• Stated goal
Whenever a line below holds the word "JSON", copy that line.
== Source data
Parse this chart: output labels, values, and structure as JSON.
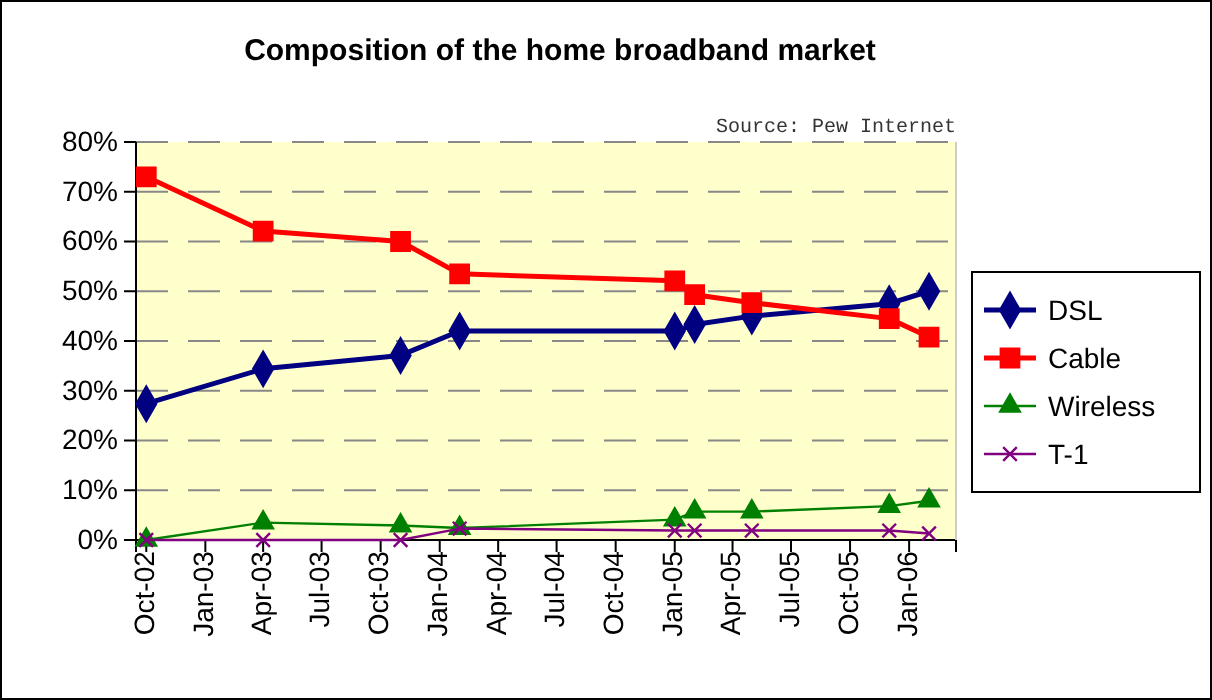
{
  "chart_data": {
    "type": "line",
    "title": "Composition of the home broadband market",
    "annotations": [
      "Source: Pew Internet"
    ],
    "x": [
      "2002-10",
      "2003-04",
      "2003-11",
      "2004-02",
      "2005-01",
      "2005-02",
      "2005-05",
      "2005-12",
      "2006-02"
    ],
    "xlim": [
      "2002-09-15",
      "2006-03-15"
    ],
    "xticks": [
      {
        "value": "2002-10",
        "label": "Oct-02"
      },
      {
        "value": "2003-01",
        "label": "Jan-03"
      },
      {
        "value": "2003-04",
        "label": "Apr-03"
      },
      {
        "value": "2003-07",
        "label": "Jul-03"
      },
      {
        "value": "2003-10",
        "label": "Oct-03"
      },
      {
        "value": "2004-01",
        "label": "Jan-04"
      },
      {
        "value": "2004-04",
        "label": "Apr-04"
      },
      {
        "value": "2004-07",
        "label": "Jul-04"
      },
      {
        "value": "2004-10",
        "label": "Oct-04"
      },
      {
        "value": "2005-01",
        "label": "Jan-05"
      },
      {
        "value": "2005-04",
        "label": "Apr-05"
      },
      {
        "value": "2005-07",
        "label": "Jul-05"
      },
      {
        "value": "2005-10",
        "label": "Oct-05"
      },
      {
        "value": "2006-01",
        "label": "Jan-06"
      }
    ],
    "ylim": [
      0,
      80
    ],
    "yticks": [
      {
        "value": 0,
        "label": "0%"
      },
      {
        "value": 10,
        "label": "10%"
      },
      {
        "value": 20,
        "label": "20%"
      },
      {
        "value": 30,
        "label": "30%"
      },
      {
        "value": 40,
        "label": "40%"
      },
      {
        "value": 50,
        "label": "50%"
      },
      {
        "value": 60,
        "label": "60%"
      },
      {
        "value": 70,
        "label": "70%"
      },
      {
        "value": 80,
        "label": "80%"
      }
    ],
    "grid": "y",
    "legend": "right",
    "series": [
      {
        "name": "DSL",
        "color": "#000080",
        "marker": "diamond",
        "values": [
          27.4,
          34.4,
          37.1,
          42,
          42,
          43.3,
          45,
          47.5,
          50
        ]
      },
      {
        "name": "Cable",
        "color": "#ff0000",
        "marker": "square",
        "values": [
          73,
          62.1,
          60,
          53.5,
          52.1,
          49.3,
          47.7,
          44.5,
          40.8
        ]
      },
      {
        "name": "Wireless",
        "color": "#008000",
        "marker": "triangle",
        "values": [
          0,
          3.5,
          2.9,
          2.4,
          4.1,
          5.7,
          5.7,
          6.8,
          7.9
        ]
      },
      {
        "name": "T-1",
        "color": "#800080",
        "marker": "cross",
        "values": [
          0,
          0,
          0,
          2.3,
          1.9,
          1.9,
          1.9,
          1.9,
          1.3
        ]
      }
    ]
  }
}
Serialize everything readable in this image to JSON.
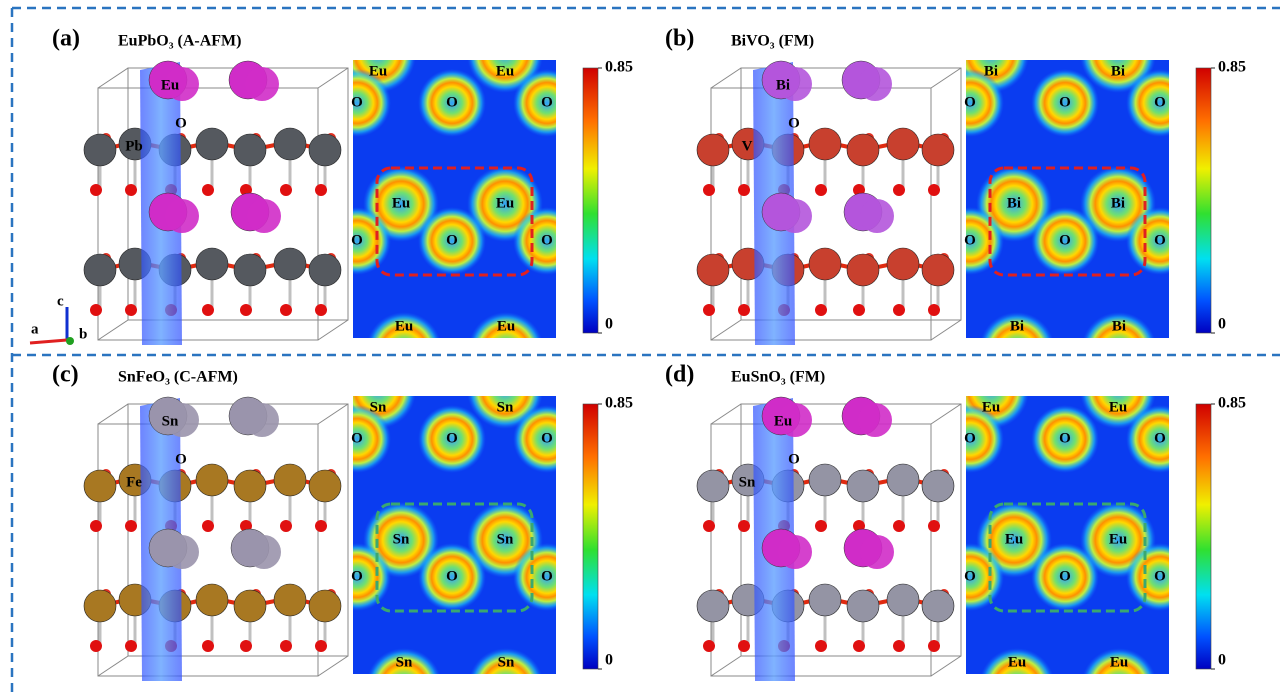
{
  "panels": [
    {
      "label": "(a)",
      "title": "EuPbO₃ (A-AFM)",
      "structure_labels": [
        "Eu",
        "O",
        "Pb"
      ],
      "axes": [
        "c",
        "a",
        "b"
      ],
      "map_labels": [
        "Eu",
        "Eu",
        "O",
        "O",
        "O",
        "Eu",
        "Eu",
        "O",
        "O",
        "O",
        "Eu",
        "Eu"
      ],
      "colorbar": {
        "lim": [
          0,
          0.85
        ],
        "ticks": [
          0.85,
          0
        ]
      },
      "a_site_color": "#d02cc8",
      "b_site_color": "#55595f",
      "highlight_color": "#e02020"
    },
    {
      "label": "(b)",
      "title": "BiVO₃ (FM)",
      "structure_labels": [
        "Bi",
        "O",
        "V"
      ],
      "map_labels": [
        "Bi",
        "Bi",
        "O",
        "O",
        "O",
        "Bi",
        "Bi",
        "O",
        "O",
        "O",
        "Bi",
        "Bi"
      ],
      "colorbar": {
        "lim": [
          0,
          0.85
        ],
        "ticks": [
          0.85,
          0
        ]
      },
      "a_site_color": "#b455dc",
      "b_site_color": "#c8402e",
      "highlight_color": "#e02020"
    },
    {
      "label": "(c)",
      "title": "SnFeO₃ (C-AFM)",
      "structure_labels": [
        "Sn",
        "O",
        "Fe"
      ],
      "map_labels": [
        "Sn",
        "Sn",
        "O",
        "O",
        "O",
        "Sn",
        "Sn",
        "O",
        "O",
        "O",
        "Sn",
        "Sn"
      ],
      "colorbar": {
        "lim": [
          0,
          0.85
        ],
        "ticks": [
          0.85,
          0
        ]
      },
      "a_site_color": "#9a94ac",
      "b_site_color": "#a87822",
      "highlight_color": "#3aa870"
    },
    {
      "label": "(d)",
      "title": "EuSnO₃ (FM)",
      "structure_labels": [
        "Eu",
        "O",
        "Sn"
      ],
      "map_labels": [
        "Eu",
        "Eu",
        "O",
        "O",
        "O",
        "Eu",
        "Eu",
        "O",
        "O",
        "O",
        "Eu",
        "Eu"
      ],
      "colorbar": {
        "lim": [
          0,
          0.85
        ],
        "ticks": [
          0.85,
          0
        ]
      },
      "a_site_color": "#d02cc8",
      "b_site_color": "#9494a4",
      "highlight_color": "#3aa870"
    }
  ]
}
====
• Expected answer
Parse this chart: output labels, values, and structure as JSON.
Serialize everything readable in this image to JSON.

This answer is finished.